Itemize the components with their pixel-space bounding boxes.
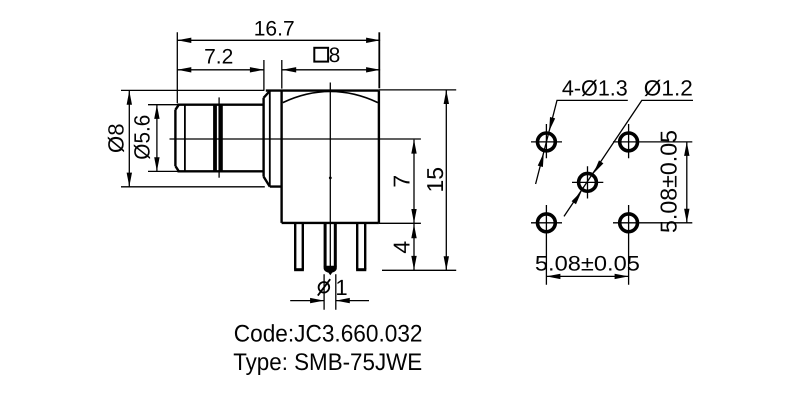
svg-text:16.7: 16.7 <box>254 17 295 40</box>
footprint hole top-left <box>538 133 556 151</box>
dim 5.08 bottom <box>546 275 628 277</box>
svg-text:4: 4 <box>388 241 414 254</box>
dim 5.08 right <box>686 142 688 223</box>
body top arc <box>283 91 378 102</box>
dim 7 and 4 <box>379 140 456 271</box>
dim 7.2 <box>177 60 264 90</box>
footprint hole bottom-left <box>538 214 556 232</box>
svg-text:5.08±0.05: 5.08±0.05 <box>656 130 682 233</box>
horizontal centerline <box>170 138 421 140</box>
square symbol of dim square-8 <box>314 48 328 62</box>
barrel (connector interface cylinder) <box>175 105 263 172</box>
leader 4-dia1.3 <box>536 100 628 184</box>
footprint hole bottom-right <box>620 214 638 232</box>
center pin <box>325 223 335 267</box>
svg-text:4-Ø1.3: 4-Ø1.3 <box>562 75 628 100</box>
center dot <box>329 177 332 180</box>
vertical centerline <box>329 83 331 274</box>
groove centerline <box>218 97 220 177</box>
svg-text:Ø1.2: Ø1.2 <box>644 75 693 100</box>
dim 15 <box>379 90 456 270</box>
label dia1 <box>318 279 330 295</box>
dim dia8 <box>121 90 265 186</box>
svg-text:Ø8: Ø8 <box>103 123 128 153</box>
svg-text:7.2: 7.2 <box>204 46 233 69</box>
flange <box>264 91 282 187</box>
left pin <box>295 223 303 270</box>
dim square-8 <box>282 60 380 89</box>
svg-text:8: 8 <box>329 44 341 67</box>
right pin <box>357 223 365 270</box>
barrel chamfer ring line <box>184 105 186 171</box>
dim dia5.6 <box>148 105 178 172</box>
dim 16.7 <box>177 32 380 103</box>
flange ridge line <box>269 91 271 186</box>
leader dia1.2 <box>564 100 693 216</box>
svg-text:15: 15 <box>422 167 448 193</box>
svg-text:1: 1 <box>335 275 347 300</box>
right extension line (16.7 / square-8) <box>378 32 380 88</box>
svg-text:Ø5.6: Ø5.6 <box>129 115 154 160</box>
body block <box>266 91 379 223</box>
svg-text:Code:JC3.660.032: Code:JC3.660.032 <box>234 321 423 348</box>
footprint hole top-right <box>620 133 638 151</box>
footprint hole center <box>579 173 597 191</box>
svg-text:Type: SMB-75JWE: Type: SMB-75JWE <box>233 349 422 376</box>
svg-text:5.08±0.05: 5.08±0.05 <box>535 253 640 276</box>
dim dia1 <box>290 274 369 310</box>
svg-text:7: 7 <box>388 175 414 188</box>
barrel snap groove <box>215 104 221 173</box>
************
#### Goal:
Can you format the lines of all the records above as a numbered list, skipping blank lines and leaving out the pictures?

#### Correct output:
1. Itemize the components with their pixel-space bounding boxes.
2. svg-text:16.7: 16.7 <box>254 17 295 40</box>
3. footprint hole top-left <box>538 133 556 151</box>
4. dim 5.08 bottom <box>546 275 628 277</box>
5. svg-text:4: 4 <box>388 241 414 254</box>
6. dim 5.08 right <box>686 142 688 223</box>
7. body top arc <box>283 91 378 102</box>
8. dim 7 and 4 <box>379 140 456 271</box>
9. dim 7.2 <box>177 60 264 90</box>
10. footprint hole bottom-left <box>538 214 556 232</box>
11. svg-text:5.08±0.05: 5.08±0.05 <box>656 130 682 233</box>
12. horizontal centerline <box>170 138 421 140</box>
13. square symbol of dim square-8 <box>314 48 328 62</box>
14. barrel (connector interface cylinder) <box>175 105 263 172</box>
15. leader 4-dia1.3 <box>536 100 628 184</box>
16. footprint hole bottom-right <box>620 214 638 232</box>
17. center pin <box>325 223 335 267</box>
18. svg-text:4-Ø1.3: 4-Ø1.3 <box>562 75 628 100</box>
19. center dot <box>329 177 332 180</box>
20. vertical centerline <box>329 83 331 274</box>
21. groove centerline <box>218 97 220 177</box>
22. svg-text:Ø1.2: Ø1.2 <box>644 75 693 100</box>
23. dim 15 <box>379 90 456 270</box>
24. label dia1 <box>318 279 330 295</box>
25. dim dia8 <box>121 90 265 186</box>
26. svg-text:Ø8: Ø8 <box>103 123 128 153</box>
27. svg-text:7.2: 7.2 <box>204 46 233 69</box>
28. flange <box>264 91 282 187</box>
29. left pin <box>295 223 303 270</box>
30. dim square-8 <box>282 60 380 89</box>
31. svg-text:8: 8 <box>329 44 341 67</box>
32. right pin <box>357 223 365 270</box>
33. barrel chamfer ring line <box>184 105 186 171</box>
34. dim dia5.6 <box>148 105 178 172</box>
35. dim 16.7 <box>177 32 380 103</box>
36. flange ridge line <box>269 91 271 186</box>
37. leader dia1.2 <box>564 100 693 216</box>
38. svg-text:15: 15 <box>422 167 448 193</box>
39. svg-text:1: 1 <box>335 275 347 300</box>
40. right extension line (16.7 / square-8) <box>378 32 380 88</box>
41. svg-text:Ø5.6: Ø5.6 <box>129 115 154 160</box>
42. body block <box>266 91 379 223</box>
43. svg-text:Code:JC3.660.032: Code:JC3.660.032 <box>234 321 423 348</box>
44. footprint hole top-right <box>620 133 638 151</box>
45. footprint hole center <box>579 173 597 191</box>
46. svg-text:Type: SMB-75JWE: Type: SMB-75JWE <box>233 349 422 376</box>
47. svg-text:5.08±0.05: 5.08±0.05 <box>535 253 640 276</box>
48. dim dia1 <box>290 274 369 310</box>
49. svg-text:7: 7 <box>388 175 414 188</box>
50. barrel snap groove <box>215 104 221 173</box>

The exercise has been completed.